Problem description: All of the entries need to be written out again, exactly as they are.

Data provided:
%%

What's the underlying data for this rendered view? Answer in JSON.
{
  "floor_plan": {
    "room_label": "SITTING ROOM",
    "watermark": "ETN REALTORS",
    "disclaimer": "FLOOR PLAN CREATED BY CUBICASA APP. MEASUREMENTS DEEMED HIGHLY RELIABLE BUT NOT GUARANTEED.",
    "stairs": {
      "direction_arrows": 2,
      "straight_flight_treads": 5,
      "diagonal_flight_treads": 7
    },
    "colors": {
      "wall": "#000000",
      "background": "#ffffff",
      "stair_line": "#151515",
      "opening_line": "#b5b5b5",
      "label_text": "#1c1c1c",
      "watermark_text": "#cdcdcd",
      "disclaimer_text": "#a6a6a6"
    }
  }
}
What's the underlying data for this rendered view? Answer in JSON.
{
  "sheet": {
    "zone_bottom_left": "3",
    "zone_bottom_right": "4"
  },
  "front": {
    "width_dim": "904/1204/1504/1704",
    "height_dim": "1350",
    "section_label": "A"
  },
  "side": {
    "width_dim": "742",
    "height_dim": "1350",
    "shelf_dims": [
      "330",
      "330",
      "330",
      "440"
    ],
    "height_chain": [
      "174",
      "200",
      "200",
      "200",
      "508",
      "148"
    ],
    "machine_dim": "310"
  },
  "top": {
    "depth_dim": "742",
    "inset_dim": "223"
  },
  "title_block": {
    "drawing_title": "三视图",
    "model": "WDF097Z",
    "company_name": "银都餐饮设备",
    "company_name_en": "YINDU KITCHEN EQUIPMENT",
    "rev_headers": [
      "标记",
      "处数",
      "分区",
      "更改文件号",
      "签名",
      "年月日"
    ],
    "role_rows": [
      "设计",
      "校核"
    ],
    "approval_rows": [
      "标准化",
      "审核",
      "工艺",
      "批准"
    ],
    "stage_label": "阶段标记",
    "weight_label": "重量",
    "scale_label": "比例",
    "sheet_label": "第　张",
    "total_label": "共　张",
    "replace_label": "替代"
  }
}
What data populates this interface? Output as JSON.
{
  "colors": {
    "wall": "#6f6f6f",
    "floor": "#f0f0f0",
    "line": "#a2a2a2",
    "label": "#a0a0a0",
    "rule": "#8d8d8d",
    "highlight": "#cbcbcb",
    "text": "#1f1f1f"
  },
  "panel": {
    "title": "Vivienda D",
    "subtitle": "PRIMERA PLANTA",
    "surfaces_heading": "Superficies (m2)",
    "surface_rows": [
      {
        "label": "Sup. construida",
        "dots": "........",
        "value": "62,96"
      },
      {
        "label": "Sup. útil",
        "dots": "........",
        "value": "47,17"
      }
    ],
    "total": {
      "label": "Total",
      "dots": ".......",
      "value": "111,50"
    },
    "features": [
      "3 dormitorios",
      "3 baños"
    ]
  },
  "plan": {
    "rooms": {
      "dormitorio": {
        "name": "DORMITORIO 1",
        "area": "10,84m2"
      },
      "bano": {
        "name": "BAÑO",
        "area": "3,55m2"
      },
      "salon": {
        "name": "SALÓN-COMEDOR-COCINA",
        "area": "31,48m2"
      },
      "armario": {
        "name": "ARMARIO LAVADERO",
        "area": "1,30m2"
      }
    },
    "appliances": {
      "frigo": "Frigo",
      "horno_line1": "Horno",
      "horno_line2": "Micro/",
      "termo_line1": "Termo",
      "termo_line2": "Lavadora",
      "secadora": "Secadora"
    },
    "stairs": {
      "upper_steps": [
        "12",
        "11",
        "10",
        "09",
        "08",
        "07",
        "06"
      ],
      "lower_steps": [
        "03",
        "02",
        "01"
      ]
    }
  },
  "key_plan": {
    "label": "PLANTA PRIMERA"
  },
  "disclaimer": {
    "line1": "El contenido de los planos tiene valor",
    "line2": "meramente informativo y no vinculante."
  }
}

%%

Answer to this exercise:
What's the underlying data for this rendered view? Answer in JSON.
{
  "floor_plan": {
    "room_label": "SITTING ROOM",
    "watermark": "ETN REALTORS",
    "disclaimer": "FLOOR PLAN CREATED BY CUBICASA APP. MEASUREMENTS DEEMED HIGHLY RELIABLE BUT NOT GUARANTEED.",
    "stairs": {
      "direction_arrows": 2,
      "straight_flight_treads": 5,
      "diagonal_flight_treads": 7
    },
    "colors": {
      "wall": "#000000",
      "background": "#ffffff",
      "stair_line": "#151515",
      "opening_line": "#b5b5b5",
      "label_text": "#1c1c1c",
      "watermark_text": "#cdcdcd",
      "disclaimer_text": "#a6a6a6"
    }
  }
}
What's the underlying data for this rendered view? Answer in JSON.
{
  "sheet": {
    "zone_bottom_left": "3",
    "zone_bottom_right": "4"
  },
  "front": {
    "width_dim": "904/1204/1504/1704",
    "height_dim": "1350",
    "section_label": "A"
  },
  "side": {
    "width_dim": "742",
    "height_dim": "1350",
    "shelf_dims": [
      "330",
      "330",
      "330",
      "440"
    ],
    "height_chain": [
      "174",
      "200",
      "200",
      "200",
      "508",
      "148"
    ],
    "machine_dim": "310"
  },
  "top": {
    "depth_dim": "742",
    "inset_dim": "223"
  },
  "title_block": {
    "drawing_title": "三视图",
    "model": "WDF097Z",
    "company_name": "银都餐饮设备",
    "company_name_en": "YINDU KITCHEN EQUIPMENT",
    "rev_headers": [
      "标记",
      "处数",
      "分区",
      "更改文件号",
      "签名",
      "年月日"
    ],
    "role_rows": [
      "设计",
      "校核"
    ],
    "approval_rows": [
      "标准化",
      "审核",
      "工艺",
      "批准"
    ],
    "stage_label": "阶段标记",
    "weight_label": "重量",
    "scale_label": "比例",
    "sheet_label": "第　张",
    "total_label": "共　张",
    "replace_label": "替代"
  }
}
What data populates this interface? Output as JSON.
{
  "colors": {
    "wall": "#6f6f6f",
    "floor": "#f0f0f0",
    "line": "#a2a2a2",
    "label": "#a0a0a0",
    "rule": "#8d8d8d",
    "highlight": "#cbcbcb",
    "text": "#1f1f1f"
  },
  "panel": {
    "title": "Vivienda D",
    "subtitle": "PRIMERA PLANTA",
    "surfaces_heading": "Superficies (m2)",
    "surface_rows": [
      {
        "label": "Sup. construida",
        "dots": "........",
        "value": "62,96"
      },
      {
        "label": "Sup. útil",
        "dots": "........",
        "value": "47,17"
      }
    ],
    "total": {
      "label": "Total",
      "dots": ".......",
      "value": "111,50"
    },
    "features": [
      "3 dormitorios",
      "3 baños"
    ]
  },
  "plan": {
    "rooms": {
      "dormitorio": {
        "name": "DORMITORIO 1",
        "area": "10,84m2"
      },
      "bano": {
        "name": "BAÑO",
        "area": "3,55m2"
      },
      "salon": {
        "name": "SALÓN-COMEDOR-COCINA",
        "area": "31,48m2"
      },
      "armario": {
        "name": "ARMARIO LAVADERO",
        "area": "1,30m2"
      }
    },
    "appliances": {
      "frigo": "Frigo",
      "horno_line1": "Horno",
      "horno_line2": "Micro/",
      "termo_line1": "Termo",
      "termo_line2": "Lavadora",
      "secadora": "Secadora"
    },
    "stairs": {
      "upper_steps": [
        "12",
        "11",
        "10",
        "09",
        "08",
        "07",
        "06"
      ],
      "lower_steps": [
        "03",
        "02",
        "01"
      ]
    }
  },
  "key_plan": {
    "label": "PLANTA PRIMERA"
  },
  "disclaimer": {
    "line1": "El contenido de los planos tiene valor",
    "line2": "meramente informativo y no vinculante."
  }
}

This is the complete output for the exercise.